CONSIGNE: Imprimez intégralement, sans la moindre modification, l'extrait ci-dessous consacré au centre Aleh Neguev.

EXTRAIT DU TEXTE:
On estime qu’Eran (le tankiste) a été abandonné par ses compagnons d’armes à l’approche des forces ennemies, et qu’il aurait agonisé seul dans son char au cours d’une mort lente et douloureuse. Des années plus tard, quand le premier fils d’Almog est né avec un autisme sévère et des troubles du développement, le général a décidé non seulement de nommer l’enfant au nom de son frère disparu, mais aussi d’appliquer un « mantra » qu’il avait adopté à l’armée dans sa façon de soigner cet enfant.
« La même valeur qui nous conduit dans l’armée à ne jamais laisser un soldat blessé derrière, nous en avons aussi besoin pour nous-mêmes », explique Almog. « Nous connaissons la formule Kol Yisrael Arevim Zé LaZé [formule célèbre qui signifie : « Tous les Juifs sont responsables les uns des autres »], mais dans la vie, les plus grands slogans, on les teste sur le terrain. »
Le centre a été construit en 2003 pour un prix estimé d’environ 42 millions de dollars, la grande majorité venant de donateurs juifs à l’étranger.
L’installation massive dispose d’un centre d’hydrothérapie, un mini-zoo avec des lapins, des chinchillas et des tortues, un centre équestre, et aussi une salle multi-sensorielle inondée de lumières colorées. L’endroit est une maison de rêve pour les personnes gravement handicapées, et à bien des égards, elle a été construite à partir de rien afin qu’Eran, le fils d’Almog, puisse vivre dans la paix et le bonheur au milieu de ses pairs.
Dans les deux dernières semaines, il y a eu des centaines de roquettes dans le périmètre d’Aleh Neguev et de ses environs. En conséquence, les employés dorment maintenant à tour de rôle et se sont enrichis d’une poignée de bénévoles qui, en plus de nourrir les habitants et de prendre soin de leur santé et de leur hygiène, sont disponibles pour les amener aux abris et les maintenir calmes.

DONNÉES FOURNIES:
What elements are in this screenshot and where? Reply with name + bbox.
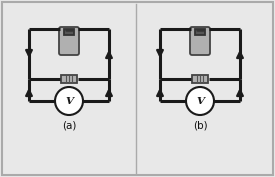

RÉPONSE COMPLÈTE:
On estime qu’Eran (le tankiste) a été abandonné par ses compagnons d’armes à l’approche des forces ennemies, et qu’il aurait agonisé seul dans son char au cours d’une mort lente et douloureuse. Des années plus tard, quand le premier fils d’Almog est né avec un autisme sévère et des troubles du développement, le général a décidé non seulement de nommer l’enfant au nom de son frère disparu, mais aussi d’appliquer un « mantra » qu’il avait adopté à l’armée dans sa façon de soigner cet enfant.
« La même valeur qui nous conduit dans l’armée à ne jamais laisser un soldat blessé derrière, nous en avons aussi besoin pour nous-mêmes », explique Almog. « Nous connaissons la formule Kol Yisrael Arevim Zé LaZé [formule célèbre qui signifie : « Tous les Juifs sont responsables les uns des autres »], mais dans la vie, les plus grands slogans, on les teste sur le terrain. »
Le centre a été construit en 2003 pour un prix estimé d’environ 42 millions de dollars, la grande majorité venant de donateurs juifs à l’étranger.
L’installation massive dispose d’un centre d’hydrothérapie, un mini-zoo avec des lapins, des chinchillas et des tortues, un centre équestre, et aussi une salle multi-sensorielle inondée de lumières colorées. L’endroit est une maison de rêve pour les personnes gravement handicapées, et à bien des égards, elle a été construite à partir de rien afin qu’Eran, le fils d’Almog, puisse vivre dans la paix et le bonheur au milieu de ses pairs.
Dans les deux dernières semaines, il y a eu des centaines de roquettes dans le périmètre d’Aleh Neguev et de ses environs. En conséquence, les employés dorment maintenant à tour de rôle et se sont enrichis d’une poignée de bénévoles qui, en plus de nourrir les habitants et de prendre soin de leur santé et de leur hygiène, sont disponibles pour les amener aux abris et les maintenir calmes.